Quote all lines below exactly. Images stay out.

□ □ □

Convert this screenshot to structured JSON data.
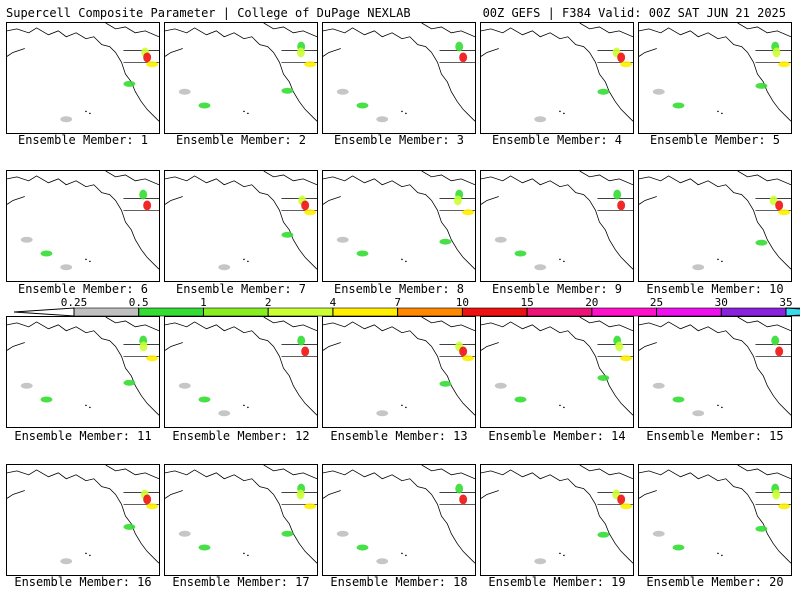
{
  "header": {
    "left_title": "Supercell Composite Parameter | College of DuPage NEXLAB",
    "right_title": "00Z GEFS | F384 Valid: 00Z SAT JUN 21 2025"
  },
  "members": [
    {
      "label": "Ensemble Member: 1"
    },
    {
      "label": "Ensemble Member: 2"
    },
    {
      "label": "Ensemble Member: 3"
    },
    {
      "label": "Ensemble Member: 4"
    },
    {
      "label": "Ensemble Member: 5"
    },
    {
      "label": "Ensemble Member: 6"
    },
    {
      "label": "Ensemble Member: 7"
    },
    {
      "label": "Ensemble Member: 8"
    },
    {
      "label": "Ensemble Member: 9"
    },
    {
      "label": "Ensemble Member: 10"
    },
    {
      "label": "Ensemble Member: 11"
    },
    {
      "label": "Ensemble Member: 12"
    },
    {
      "label": "Ensemble Member: 13"
    },
    {
      "label": "Ensemble Member: 14"
    },
    {
      "label": "Ensemble Member: 15"
    },
    {
      "label": "Ensemble Member: 16"
    },
    {
      "label": "Ensemble Member: 17"
    },
    {
      "label": "Ensemble Member: 18"
    },
    {
      "label": "Ensemble Member: 19"
    },
    {
      "label": "Ensemble Member: 20"
    }
  ],
  "colorbar": {
    "ticks": [
      "0.25",
      "0.5",
      "1",
      "2",
      "4",
      "7",
      "10",
      "15",
      "20",
      "25",
      "30",
      "35"
    ],
    "colors": [
      "#c0c0c0",
      "#33dd33",
      "#88ee22",
      "#ccff33",
      "#ffee00",
      "#ff8800",
      "#ee1111",
      "#ee1177",
      "#ff11cc",
      "#ee11ee",
      "#8822dd",
      "#9966dd",
      "#33ddee"
    ]
  }
}
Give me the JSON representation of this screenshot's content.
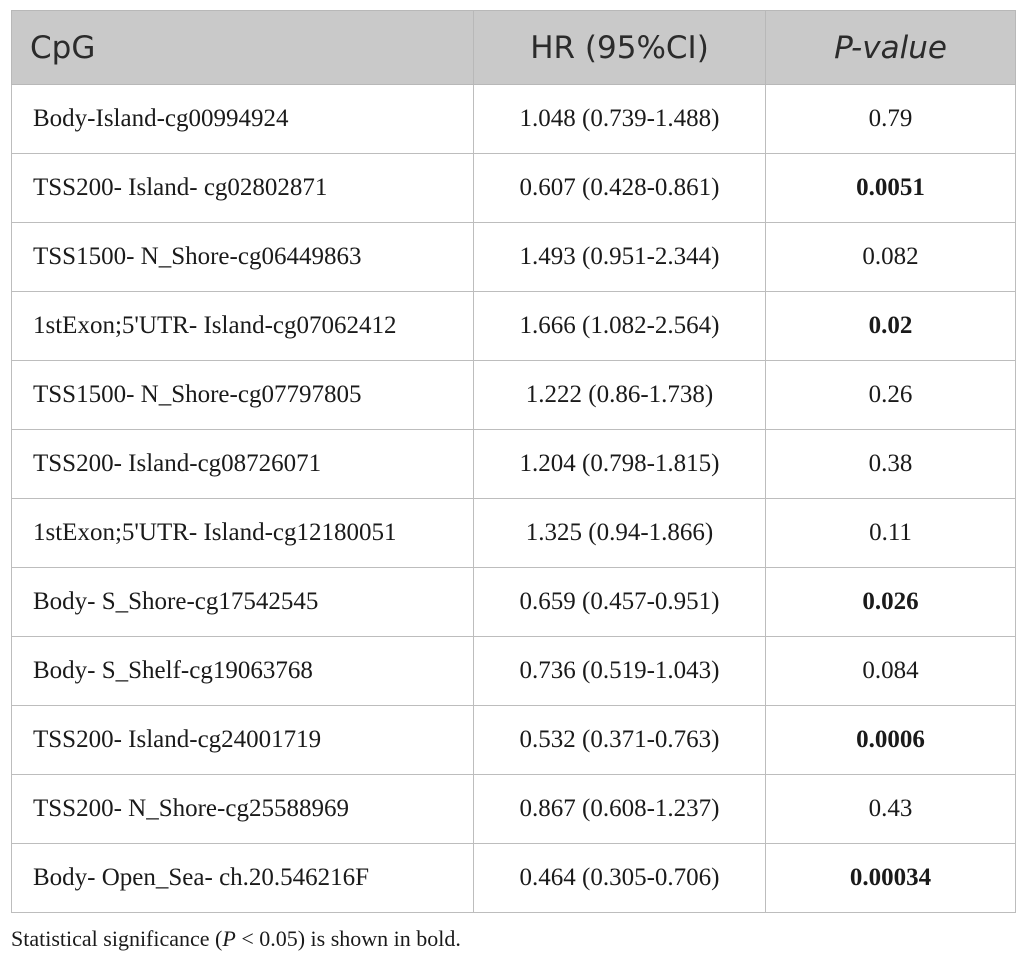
{
  "table": {
    "headers": [
      "CpG",
      "HR (95%CI)",
      "P-value"
    ],
    "rows": [
      {
        "cpg": "Body-Island-cg00994924",
        "hr": "1.048 (0.739-1.488)",
        "p": "0.79",
        "significant": false
      },
      {
        "cpg": "TSS200- Island- cg02802871",
        "hr": "0.607 (0.428-0.861)",
        "p": "0.0051",
        "significant": true
      },
      {
        "cpg": "TSS1500- N_Shore-cg06449863",
        "hr": "1.493 (0.951-2.344)",
        "p": "0.082",
        "significant": false
      },
      {
        "cpg": "1stExon;5'UTR- Island-cg07062412",
        "hr": "1.666 (1.082-2.564)",
        "p": "0.02",
        "significant": true
      },
      {
        "cpg": "TSS1500- N_Shore-cg07797805",
        "hr": "1.222 (0.86-1.738)",
        "p": "0.26",
        "significant": false
      },
      {
        "cpg": "TSS200- Island-cg08726071",
        "hr": "1.204 (0.798-1.815)",
        "p": "0.38",
        "significant": false
      },
      {
        "cpg": "1stExon;5'UTR- Island-cg12180051",
        "hr": "1.325 (0.94-1.866)",
        "p": "0.11",
        "significant": false
      },
      {
        "cpg": "Body- S_Shore-cg17542545",
        "hr": "0.659 (0.457-0.951)",
        "p": "0.026",
        "significant": true
      },
      {
        "cpg": "Body- S_Shelf-cg19063768",
        "hr": "0.736 (0.519-1.043)",
        "p": "0.084",
        "significant": false
      },
      {
        "cpg": "TSS200- Island-cg24001719",
        "hr": "0.532 (0.371-0.763)",
        "p": "0.0006",
        "significant": true
      },
      {
        "cpg": "TSS200- N_Shore-cg25588969",
        "hr": "0.867 (0.608-1.237)",
        "p": "0.43",
        "significant": false
      },
      {
        "cpg": "Body- Open_Sea- ch.20.546216F",
        "hr": "0.464 (0.305-0.706)",
        "p": "0.00034",
        "significant": true
      }
    ]
  },
  "footnote": {
    "before": "Statistical significance (",
    "italic": "P",
    "after": " < 0.05) is shown in bold."
  }
}
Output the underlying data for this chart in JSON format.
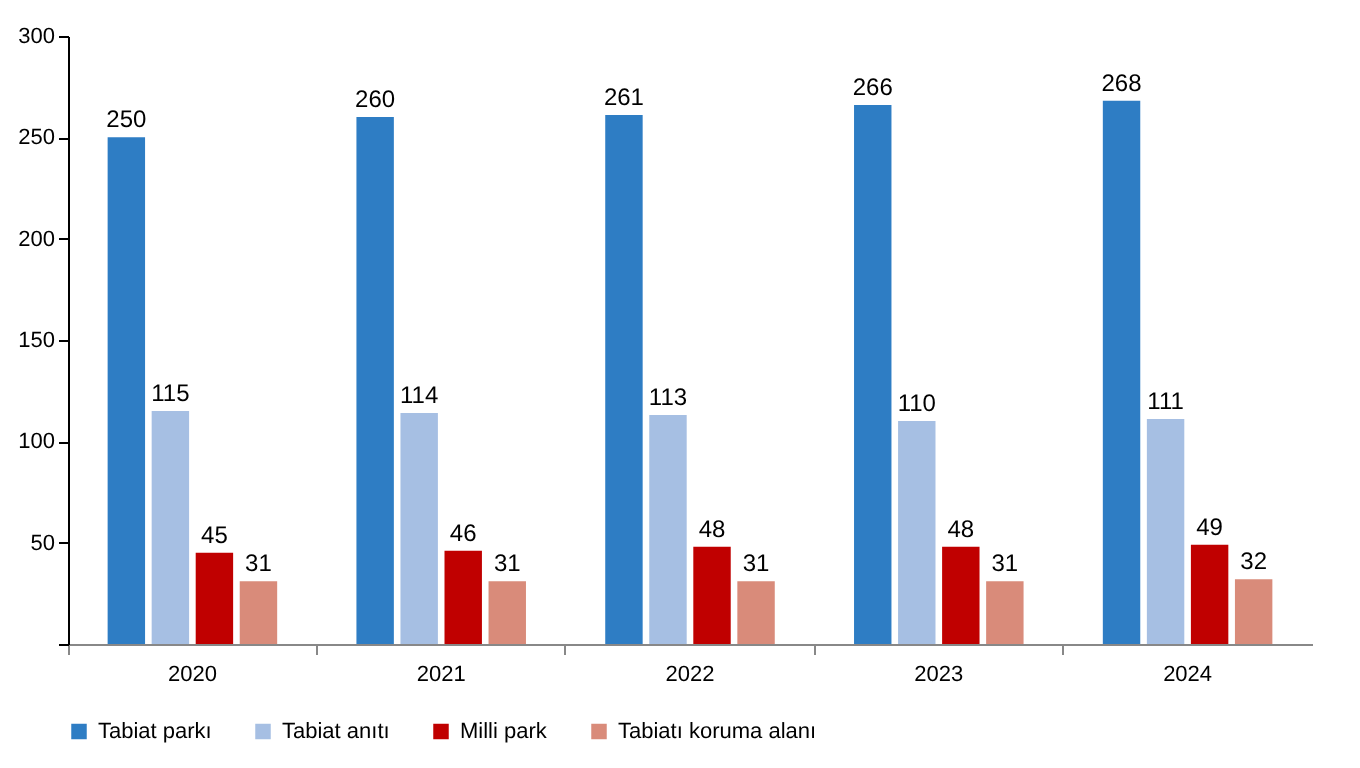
{
  "chart_data": {
    "type": "bar",
    "categories": [
      "2020",
      "2021",
      "2022",
      "2023",
      "2024"
    ],
    "series": [
      {
        "name": "Tabiat parkı",
        "color": "#2e7dc4",
        "values": [
          250,
          260,
          261,
          266,
          268
        ]
      },
      {
        "name": "Tabiat anıtı",
        "color": "#a6bfe3",
        "values": [
          115,
          114,
          113,
          110,
          111
        ]
      },
      {
        "name": "Milli park",
        "color": "#c00000",
        "values": [
          45,
          46,
          48,
          48,
          49
        ]
      },
      {
        "name": "Tabiatı koruma alanı",
        "color": "#d98b7a",
        "values": [
          31,
          31,
          31,
          31,
          32
        ]
      }
    ],
    "ylim": [
      0,
      300
    ],
    "yticks": [
      {
        "value": 0,
        "label": null
      },
      50,
      100,
      150,
      200,
      250,
      300
    ],
    "grid": false,
    "legend": "bottom",
    "data_labels": true
  }
}
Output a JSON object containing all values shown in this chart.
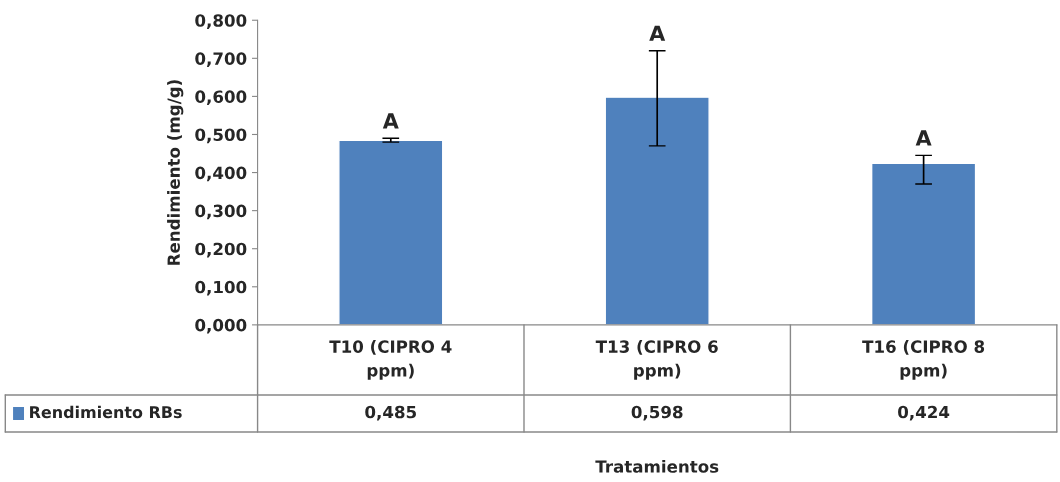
{
  "chart_data": {
    "type": "bar",
    "xlabel": "Tratamientos",
    "ylabel": "Rendimiento (mg/g)",
    "categories": [
      "T10 (CIPRO 4 ppm)",
      "T13 (CIPRO 6 ppm)",
      "T16 (CIPRO 8 ppm)"
    ],
    "series": [
      {
        "name": "Rendimiento RBs",
        "color": "#4f81bd",
        "values": [
          0.485,
          0.598,
          0.424
        ],
        "errors": [
          [
            0.48,
            0.49
          ],
          [
            0.47,
            0.72
          ],
          [
            0.37,
            0.445
          ]
        ]
      }
    ],
    "value_labels": [
      "0,485",
      "0,598",
      "0,424"
    ],
    "ylim": [
      0,
      0.8
    ],
    "yticks": [
      {
        "value": 0,
        "label": "0,000"
      },
      {
        "value": 0.1,
        "label": "0,100"
      },
      {
        "value": 0.2,
        "label": "0,200"
      },
      {
        "value": 0.3,
        "label": "0,300"
      },
      {
        "value": 0.4,
        "label": "0,400"
      },
      {
        "value": 0.5,
        "label": "0,500"
      },
      {
        "value": 0.6,
        "label": "0,600"
      },
      {
        "value": 0.7,
        "label": "0,700"
      },
      {
        "value": 0.8,
        "label": "0,800"
      }
    ],
    "annotations": [
      {
        "text": "A",
        "x": "T10 (CIPRO 4 ppm)",
        "y": 0.49
      },
      {
        "text": "A",
        "x": "T13 (CIPRO 6 ppm)",
        "y": 0.72
      },
      {
        "text": "A",
        "x": "T16 (CIPRO 8 ppm)",
        "y": 0.445
      }
    ],
    "grid": false,
    "legend": "bottom left"
  }
}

□ □ □

## Final answer
Convert this screenshot to structured JSON data.
{
  "header": {
    "left_title": "Supercell Composite Parameter | College of DuPage NEXLAB",
    "right_title": "00Z GEFS | F384 Valid: 00Z SAT JUN 21 2025"
  },
  "members": [
    {
      "label": "Ensemble Member: 1"
    },
    {
      "label": "Ensemble Member: 2"
    },
    {
      "label": "Ensemble Member: 3"
    },
    {
      "label": "Ensemble Member: 4"
    },
    {
      "label": "Ensemble Member: 5"
    },
    {
      "label": "Ensemble Member: 6"
    },
    {
      "label": "Ensemble Member: 7"
    },
    {
      "label": "Ensemble Member: 8"
    },
    {
      "label": "Ensemble Member: 9"
    },
    {
      "label": "Ensemble Member: 10"
    },
    {
      "label": "Ensemble Member: 11"
    },
    {
      "label": "Ensemble Member: 12"
    },
    {
      "label": "Ensemble Member: 13"
    },
    {
      "label": "Ensemble Member: 14"
    },
    {
      "label": "Ensemble Member: 15"
    },
    {
      "label": "Ensemble Member: 16"
    },
    {
      "label": "Ensemble Member: 17"
    },
    {
      "label": "Ensemble Member: 18"
    },
    {
      "label": "Ensemble Member: 19"
    },
    {
      "label": "Ensemble Member: 20"
    }
  ],
  "colorbar": {
    "ticks": [
      "0.25",
      "0.5",
      "1",
      "2",
      "4",
      "7",
      "10",
      "15",
      "20",
      "25",
      "30",
      "35"
    ],
    "colors": [
      "#c0c0c0",
      "#33dd33",
      "#88ee22",
      "#ccff33",
      "#ffee00",
      "#ff8800",
      "#ee1111",
      "#ee1177",
      "#ff11cc",
      "#ee11ee",
      "#8822dd",
      "#9966dd",
      "#33ddee"
    ]
  }
}
Give me the JSON representation of this screenshot's content.
{
  "table": {
    "headers": [
      "CpG",
      "HR (95%CI)",
      "P-value"
    ],
    "rows": [
      {
        "cpg": "Body-Island-cg00994924",
        "hr": "1.048 (0.739-1.488)",
        "p": "0.79",
        "significant": false
      },
      {
        "cpg": "TSS200- Island- cg02802871",
        "hr": "0.607 (0.428-0.861)",
        "p": "0.0051",
        "significant": true
      },
      {
        "cpg": "TSS1500- N_Shore-cg06449863",
        "hr": "1.493 (0.951-2.344)",
        "p": "0.082",
        "significant": false
      },
      {
        "cpg": "1stExon;5'UTR- Island-cg07062412",
        "hr": "1.666 (1.082-2.564)",
        "p": "0.02",
        "significant": true
      },
      {
        "cpg": "TSS1500- N_Shore-cg07797805",
        "hr": "1.222 (0.86-1.738)",
        "p": "0.26",
        "significant": false
      },
      {
        "cpg": "TSS200- Island-cg08726071",
        "hr": "1.204 (0.798-1.815)",
        "p": "0.38",
        "significant": false
      },
      {
        "cpg": "1stExon;5'UTR- Island-cg12180051",
        "hr": "1.325 (0.94-1.866)",
        "p": "0.11",
        "significant": false
      },
      {
        "cpg": "Body- S_Shore-cg17542545",
        "hr": "0.659 (0.457-0.951)",
        "p": "0.026",
        "significant": true
      },
      {
        "cpg": "Body- S_Shelf-cg19063768",
        "hr": "0.736 (0.519-1.043)",
        "p": "0.084",
        "significant": false
      },
      {
        "cpg": "TSS200- Island-cg24001719",
        "hr": "0.532 (0.371-0.763)",
        "p": "0.0006",
        "significant": true
      },
      {
        "cpg": "TSS200- N_Shore-cg25588969",
        "hr": "0.867 (0.608-1.237)",
        "p": "0.43",
        "significant": false
      },
      {
        "cpg": "Body- Open_Sea- ch.20.546216F",
        "hr": "0.464 (0.305-0.706)",
        "p": "0.00034",
        "significant": true
      }
    ]
  },
  "footnote": {
    "before": "Statistical significance (",
    "italic": "P",
    "after": " < 0.05) is shown in bold."
  }
}
Output the underlying data for this chart in JSON format.
{
  "chart_data": {
    "type": "bar",
    "categories": [
      "2020",
      "2021",
      "2022",
      "2023",
      "2024"
    ],
    "series": [
      {
        "name": "Tabiat parkı",
        "color": "#2e7dc4",
        "values": [
          250,
          260,
          261,
          266,
          268
        ]
      },
      {
        "name": "Tabiat anıtı",
        "color": "#a6bfe3",
        "values": [
          115,
          114,
          113,
          110,
          111
        ]
      },
      {
        "name": "Milli park",
        "color": "#c00000",
        "values": [
          45,
          46,
          48,
          48,
          49
        ]
      },
      {
        "name": "Tabiatı koruma alanı",
        "color": "#d98b7a",
        "values": [
          31,
          31,
          31,
          31,
          32
        ]
      }
    ],
    "ylim": [
      0,
      300
    ],
    "yticks": [
      {
        "value": 0,
        "label": null
      },
      50,
      100,
      150,
      200,
      250,
      300
    ],
    "grid": false,
    "legend": "bottom",
    "data_labels": true
  }
}
Output a JSON object containing all values shown in this chart.
{
  "chart_data": {
    "type": "bar",
    "xlabel": "Tratamientos",
    "ylabel": "Rendimiento (mg/g)",
    "categories": [
      "T10 (CIPRO 4 ppm)",
      "T13 (CIPRO 6 ppm)",
      "T16 (CIPRO 8 ppm)"
    ],
    "series": [
      {
        "name": "Rendimiento RBs",
        "color": "#4f81bd",
        "values": [
          0.485,
          0.598,
          0.424
        ],
        "errors": [
          [
            0.48,
            0.49
          ],
          [
            0.47,
            0.72
          ],
          [
            0.37,
            0.445
          ]
        ]
      }
    ],
    "value_labels": [
      "0,485",
      "0,598",
      "0,424"
    ],
    "ylim": [
      0,
      0.8
    ],
    "yticks": [
      {
        "value": 0,
        "label": "0,000"
      },
      {
        "value": 0.1,
        "label": "0,100"
      },
      {
        "value": 0.2,
        "label": "0,200"
      },
      {
        "value": 0.3,
        "label": "0,300"
      },
      {
        "value": 0.4,
        "label": "0,400"
      },
      {
        "value": 0.5,
        "label": "0,500"
      },
      {
        "value": 0.6,
        "label": "0,600"
      },
      {
        "value": 0.7,
        "label": "0,700"
      },
      {
        "value": 0.8,
        "label": "0,800"
      }
    ],
    "annotations": [
      {
        "text": "A",
        "x": "T10 (CIPRO 4 ppm)",
        "y": 0.49
      },
      {
        "text": "A",
        "x": "T13 (CIPRO 6 ppm)",
        "y": 0.72
      },
      {
        "text": "A",
        "x": "T16 (CIPRO 8 ppm)",
        "y": 0.445
      }
    ],
    "grid": false,
    "legend": "bottom left"
  }
}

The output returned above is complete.